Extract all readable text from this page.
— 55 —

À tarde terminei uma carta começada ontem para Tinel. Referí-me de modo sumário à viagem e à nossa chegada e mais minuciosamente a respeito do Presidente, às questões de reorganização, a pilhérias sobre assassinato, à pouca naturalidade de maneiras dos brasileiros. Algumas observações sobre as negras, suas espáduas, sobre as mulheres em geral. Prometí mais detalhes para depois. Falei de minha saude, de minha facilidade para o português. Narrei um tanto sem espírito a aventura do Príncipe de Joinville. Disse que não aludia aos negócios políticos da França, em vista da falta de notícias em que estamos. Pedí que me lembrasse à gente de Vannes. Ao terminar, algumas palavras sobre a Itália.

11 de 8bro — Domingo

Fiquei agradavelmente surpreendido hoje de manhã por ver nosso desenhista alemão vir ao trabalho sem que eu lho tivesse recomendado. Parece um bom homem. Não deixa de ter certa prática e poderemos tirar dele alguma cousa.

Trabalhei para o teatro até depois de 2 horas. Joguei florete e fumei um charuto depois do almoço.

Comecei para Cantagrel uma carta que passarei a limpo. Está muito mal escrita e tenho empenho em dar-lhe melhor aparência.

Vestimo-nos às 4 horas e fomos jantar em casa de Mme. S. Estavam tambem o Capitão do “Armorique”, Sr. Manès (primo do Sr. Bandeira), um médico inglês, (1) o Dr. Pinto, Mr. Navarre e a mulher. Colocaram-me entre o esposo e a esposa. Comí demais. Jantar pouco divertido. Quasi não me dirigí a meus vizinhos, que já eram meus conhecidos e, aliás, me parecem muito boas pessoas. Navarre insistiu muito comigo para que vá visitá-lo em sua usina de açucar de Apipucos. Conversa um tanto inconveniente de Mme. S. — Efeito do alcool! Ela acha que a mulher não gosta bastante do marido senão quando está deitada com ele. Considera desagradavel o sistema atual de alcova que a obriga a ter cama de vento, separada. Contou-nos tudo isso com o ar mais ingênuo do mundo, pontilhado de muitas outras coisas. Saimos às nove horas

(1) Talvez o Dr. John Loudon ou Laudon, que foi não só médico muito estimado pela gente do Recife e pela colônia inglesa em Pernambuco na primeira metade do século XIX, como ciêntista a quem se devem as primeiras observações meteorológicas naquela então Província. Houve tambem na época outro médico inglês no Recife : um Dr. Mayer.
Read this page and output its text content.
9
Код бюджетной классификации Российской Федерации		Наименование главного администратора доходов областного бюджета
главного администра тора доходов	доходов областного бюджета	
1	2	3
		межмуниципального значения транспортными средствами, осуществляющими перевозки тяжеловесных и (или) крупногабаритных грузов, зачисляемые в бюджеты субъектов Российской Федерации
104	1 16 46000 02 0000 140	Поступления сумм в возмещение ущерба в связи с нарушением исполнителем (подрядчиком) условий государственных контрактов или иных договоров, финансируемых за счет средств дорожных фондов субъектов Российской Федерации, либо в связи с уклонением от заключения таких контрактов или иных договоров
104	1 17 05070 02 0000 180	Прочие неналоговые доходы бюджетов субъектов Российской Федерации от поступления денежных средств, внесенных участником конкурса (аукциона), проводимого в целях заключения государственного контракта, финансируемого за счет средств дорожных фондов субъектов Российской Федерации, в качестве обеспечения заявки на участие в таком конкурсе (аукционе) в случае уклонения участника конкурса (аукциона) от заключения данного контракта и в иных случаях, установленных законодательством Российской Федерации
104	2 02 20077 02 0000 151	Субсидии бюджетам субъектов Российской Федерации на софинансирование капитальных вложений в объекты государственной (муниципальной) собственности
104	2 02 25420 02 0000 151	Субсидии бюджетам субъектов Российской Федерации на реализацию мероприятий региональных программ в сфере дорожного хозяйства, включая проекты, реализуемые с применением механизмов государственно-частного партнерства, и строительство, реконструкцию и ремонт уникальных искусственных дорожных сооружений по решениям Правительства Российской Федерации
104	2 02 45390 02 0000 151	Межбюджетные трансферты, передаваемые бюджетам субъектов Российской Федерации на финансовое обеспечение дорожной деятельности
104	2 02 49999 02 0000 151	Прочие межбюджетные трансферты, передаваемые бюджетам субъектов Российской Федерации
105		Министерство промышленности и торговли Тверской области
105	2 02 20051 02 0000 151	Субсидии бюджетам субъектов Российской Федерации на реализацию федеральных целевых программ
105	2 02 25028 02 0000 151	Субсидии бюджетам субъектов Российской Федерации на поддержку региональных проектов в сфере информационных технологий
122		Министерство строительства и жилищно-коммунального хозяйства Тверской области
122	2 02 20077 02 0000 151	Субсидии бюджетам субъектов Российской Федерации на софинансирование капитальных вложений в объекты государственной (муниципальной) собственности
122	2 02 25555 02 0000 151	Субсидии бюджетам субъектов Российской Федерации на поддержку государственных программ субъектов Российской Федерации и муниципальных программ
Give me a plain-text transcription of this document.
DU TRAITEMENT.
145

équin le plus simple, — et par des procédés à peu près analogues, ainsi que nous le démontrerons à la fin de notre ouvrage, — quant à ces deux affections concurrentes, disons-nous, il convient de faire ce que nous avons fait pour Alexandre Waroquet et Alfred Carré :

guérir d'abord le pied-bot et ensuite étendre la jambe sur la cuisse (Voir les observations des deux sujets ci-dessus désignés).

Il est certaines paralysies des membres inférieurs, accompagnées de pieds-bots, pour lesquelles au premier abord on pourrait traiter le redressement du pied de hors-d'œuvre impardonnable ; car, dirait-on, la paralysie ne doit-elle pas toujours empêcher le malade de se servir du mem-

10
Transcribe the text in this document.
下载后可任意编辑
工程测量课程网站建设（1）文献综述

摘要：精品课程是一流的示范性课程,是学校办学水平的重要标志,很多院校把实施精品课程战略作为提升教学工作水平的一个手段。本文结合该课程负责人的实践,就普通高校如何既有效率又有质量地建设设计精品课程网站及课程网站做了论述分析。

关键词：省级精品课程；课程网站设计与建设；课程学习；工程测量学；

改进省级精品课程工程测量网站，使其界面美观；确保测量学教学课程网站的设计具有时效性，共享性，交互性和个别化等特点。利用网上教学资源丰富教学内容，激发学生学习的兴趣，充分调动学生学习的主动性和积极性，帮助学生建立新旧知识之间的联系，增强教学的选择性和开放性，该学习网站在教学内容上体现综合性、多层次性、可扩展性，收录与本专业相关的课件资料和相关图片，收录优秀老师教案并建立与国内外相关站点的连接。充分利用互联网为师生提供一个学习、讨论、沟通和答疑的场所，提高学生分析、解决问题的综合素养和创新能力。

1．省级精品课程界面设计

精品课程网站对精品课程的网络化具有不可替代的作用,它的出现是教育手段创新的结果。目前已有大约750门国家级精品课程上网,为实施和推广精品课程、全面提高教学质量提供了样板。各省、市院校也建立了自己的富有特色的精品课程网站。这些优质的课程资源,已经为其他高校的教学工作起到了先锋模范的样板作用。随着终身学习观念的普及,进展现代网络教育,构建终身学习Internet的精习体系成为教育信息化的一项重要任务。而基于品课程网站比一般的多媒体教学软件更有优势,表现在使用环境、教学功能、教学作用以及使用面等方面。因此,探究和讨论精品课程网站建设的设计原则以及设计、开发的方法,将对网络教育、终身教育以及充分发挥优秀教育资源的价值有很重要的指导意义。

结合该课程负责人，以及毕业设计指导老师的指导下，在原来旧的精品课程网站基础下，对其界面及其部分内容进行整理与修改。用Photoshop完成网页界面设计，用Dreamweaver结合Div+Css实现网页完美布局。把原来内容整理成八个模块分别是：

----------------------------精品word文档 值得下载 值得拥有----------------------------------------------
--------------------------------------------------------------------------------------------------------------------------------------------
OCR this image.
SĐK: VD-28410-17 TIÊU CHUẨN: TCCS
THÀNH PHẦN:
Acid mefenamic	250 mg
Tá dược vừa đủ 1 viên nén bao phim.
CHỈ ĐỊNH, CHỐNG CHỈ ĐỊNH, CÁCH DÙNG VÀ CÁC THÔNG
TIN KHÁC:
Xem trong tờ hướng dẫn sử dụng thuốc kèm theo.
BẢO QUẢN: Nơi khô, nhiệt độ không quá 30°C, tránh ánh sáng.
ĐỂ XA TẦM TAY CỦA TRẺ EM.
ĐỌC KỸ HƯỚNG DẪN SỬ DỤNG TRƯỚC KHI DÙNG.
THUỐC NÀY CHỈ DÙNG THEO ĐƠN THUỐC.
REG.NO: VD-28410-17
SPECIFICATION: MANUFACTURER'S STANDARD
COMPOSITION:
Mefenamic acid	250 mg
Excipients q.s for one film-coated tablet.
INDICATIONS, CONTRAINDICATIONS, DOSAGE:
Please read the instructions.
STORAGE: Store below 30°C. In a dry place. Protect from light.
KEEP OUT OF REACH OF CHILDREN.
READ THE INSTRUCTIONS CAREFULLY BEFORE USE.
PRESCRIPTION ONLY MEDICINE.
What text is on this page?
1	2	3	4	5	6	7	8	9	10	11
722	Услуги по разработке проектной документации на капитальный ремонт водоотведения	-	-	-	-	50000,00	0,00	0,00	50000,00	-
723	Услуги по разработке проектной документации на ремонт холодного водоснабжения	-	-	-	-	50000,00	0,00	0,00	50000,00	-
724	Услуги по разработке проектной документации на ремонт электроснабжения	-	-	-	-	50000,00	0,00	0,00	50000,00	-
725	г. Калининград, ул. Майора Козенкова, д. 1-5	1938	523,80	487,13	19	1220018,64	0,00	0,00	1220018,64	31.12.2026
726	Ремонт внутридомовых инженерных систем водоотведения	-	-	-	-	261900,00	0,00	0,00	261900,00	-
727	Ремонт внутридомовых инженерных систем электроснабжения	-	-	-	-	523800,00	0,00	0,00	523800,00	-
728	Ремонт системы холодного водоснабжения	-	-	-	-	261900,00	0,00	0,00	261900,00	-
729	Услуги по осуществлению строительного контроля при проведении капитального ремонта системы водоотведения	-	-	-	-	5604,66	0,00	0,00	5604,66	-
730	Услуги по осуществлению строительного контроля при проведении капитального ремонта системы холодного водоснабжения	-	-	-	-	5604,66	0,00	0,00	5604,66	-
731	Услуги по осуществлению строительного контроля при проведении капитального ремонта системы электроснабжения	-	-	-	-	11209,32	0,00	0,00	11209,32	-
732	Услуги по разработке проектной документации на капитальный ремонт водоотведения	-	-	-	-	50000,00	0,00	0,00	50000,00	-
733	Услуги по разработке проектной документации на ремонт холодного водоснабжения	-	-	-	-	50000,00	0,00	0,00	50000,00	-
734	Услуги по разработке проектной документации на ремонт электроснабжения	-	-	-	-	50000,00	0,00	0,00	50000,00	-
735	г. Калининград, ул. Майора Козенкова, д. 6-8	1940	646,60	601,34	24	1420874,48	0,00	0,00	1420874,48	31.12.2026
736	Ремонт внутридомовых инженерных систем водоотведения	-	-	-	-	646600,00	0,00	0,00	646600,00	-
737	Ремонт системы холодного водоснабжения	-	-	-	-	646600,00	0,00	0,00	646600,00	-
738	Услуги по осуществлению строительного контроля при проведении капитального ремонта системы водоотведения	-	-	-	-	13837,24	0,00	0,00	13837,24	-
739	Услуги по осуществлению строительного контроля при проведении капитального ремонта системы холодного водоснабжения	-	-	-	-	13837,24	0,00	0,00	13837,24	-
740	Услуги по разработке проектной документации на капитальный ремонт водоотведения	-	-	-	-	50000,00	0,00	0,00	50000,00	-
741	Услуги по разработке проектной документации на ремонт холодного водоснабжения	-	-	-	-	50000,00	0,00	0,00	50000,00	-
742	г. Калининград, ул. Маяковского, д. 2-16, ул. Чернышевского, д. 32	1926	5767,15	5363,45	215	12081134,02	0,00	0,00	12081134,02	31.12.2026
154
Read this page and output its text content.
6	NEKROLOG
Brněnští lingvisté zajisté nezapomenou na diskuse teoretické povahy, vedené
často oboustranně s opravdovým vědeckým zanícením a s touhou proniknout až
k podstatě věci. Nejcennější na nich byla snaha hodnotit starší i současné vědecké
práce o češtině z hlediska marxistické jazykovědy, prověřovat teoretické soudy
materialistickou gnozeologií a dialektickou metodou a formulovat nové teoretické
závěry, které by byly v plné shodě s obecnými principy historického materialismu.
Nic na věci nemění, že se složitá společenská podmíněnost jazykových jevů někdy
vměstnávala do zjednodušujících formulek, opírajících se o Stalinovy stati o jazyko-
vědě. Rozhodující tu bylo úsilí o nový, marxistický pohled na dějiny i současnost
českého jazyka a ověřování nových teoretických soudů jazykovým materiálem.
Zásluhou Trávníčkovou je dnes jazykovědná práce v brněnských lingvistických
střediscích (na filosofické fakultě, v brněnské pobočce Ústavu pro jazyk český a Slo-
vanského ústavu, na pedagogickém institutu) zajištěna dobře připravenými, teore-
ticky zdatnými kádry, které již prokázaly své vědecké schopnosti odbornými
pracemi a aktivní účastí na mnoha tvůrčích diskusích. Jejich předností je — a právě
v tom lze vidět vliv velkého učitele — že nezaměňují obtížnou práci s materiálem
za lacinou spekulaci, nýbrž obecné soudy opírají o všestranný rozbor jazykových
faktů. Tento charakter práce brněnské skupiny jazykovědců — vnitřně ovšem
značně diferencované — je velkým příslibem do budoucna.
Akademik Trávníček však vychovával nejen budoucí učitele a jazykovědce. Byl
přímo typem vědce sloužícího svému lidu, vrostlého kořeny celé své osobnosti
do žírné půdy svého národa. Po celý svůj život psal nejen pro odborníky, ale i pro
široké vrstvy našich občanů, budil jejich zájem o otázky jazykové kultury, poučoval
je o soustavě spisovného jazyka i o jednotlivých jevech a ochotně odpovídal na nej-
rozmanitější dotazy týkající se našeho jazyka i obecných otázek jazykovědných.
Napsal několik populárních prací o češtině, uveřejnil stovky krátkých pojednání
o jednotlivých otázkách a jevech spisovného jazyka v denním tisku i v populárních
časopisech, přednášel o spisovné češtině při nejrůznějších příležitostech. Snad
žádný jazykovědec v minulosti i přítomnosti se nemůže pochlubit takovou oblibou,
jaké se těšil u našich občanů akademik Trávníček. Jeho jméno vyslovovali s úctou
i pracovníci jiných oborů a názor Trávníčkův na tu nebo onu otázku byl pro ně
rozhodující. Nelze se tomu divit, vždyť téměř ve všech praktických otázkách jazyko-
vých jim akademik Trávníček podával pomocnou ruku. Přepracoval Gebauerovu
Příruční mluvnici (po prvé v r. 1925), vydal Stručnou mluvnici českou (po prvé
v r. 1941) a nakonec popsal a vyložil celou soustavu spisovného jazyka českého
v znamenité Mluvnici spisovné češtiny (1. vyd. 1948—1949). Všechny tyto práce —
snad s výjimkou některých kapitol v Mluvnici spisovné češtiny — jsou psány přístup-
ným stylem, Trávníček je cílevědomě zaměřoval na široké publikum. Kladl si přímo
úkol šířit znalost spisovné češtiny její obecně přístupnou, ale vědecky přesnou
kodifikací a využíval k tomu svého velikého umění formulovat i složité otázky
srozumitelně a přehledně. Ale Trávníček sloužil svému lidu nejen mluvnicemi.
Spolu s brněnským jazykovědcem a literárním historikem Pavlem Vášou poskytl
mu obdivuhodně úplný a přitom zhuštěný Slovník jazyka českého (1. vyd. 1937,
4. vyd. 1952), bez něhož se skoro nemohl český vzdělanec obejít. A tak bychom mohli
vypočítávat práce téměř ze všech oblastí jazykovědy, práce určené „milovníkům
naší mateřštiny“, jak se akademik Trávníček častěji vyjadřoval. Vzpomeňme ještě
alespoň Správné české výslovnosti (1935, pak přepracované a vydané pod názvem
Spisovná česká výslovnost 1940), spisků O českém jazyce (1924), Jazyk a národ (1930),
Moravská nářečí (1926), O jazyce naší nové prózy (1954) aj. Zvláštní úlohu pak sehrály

───

Your instructions
Filter the data for the string "pied" and copy every line that has it.

Expected answer
guérir d'abord le pied-bot et ensuite étendre la jambe sur la cuisse (Voir les observations des deux sujets ci-dessus désignés).
Il est certaines paralysies des membres inférieurs, accompagnées de pieds-bots, pour lesquelles au premier abord on pourrait traiter le redressement du pied de hors-d'œuvre impardonnable ; car, dirait-on, la paralysie ne doit-elle pas toujours empêcher le malade de se servir du mem-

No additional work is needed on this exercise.